# [Input material]
= = = =
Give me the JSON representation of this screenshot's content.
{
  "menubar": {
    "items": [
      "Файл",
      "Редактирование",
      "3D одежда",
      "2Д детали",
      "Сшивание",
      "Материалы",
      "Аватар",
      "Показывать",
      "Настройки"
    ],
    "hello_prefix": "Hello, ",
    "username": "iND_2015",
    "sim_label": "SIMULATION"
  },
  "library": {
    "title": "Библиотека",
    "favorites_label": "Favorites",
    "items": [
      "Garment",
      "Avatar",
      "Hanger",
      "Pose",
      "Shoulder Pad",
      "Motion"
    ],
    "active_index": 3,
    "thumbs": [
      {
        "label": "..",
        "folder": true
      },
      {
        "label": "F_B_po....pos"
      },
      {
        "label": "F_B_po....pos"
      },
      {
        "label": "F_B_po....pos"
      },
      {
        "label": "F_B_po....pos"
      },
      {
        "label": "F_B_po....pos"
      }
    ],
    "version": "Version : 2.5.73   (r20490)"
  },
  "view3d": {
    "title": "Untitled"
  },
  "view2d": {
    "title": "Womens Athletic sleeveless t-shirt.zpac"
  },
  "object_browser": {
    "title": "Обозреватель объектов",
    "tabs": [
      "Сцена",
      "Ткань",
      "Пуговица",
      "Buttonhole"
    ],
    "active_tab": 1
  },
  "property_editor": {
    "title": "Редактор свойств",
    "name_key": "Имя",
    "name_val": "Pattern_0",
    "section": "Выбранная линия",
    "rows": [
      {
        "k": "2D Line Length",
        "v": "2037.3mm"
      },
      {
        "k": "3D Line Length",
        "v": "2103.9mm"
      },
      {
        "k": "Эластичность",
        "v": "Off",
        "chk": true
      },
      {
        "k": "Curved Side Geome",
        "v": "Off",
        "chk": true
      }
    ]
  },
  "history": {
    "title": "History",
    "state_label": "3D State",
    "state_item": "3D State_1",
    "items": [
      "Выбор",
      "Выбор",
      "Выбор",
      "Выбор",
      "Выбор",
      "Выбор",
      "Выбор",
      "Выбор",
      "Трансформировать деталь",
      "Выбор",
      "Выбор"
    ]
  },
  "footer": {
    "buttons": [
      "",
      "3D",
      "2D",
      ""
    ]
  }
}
= = = =
Report the number of lines of the listing above that hold the string "title", with no other text.

# [Solution]
6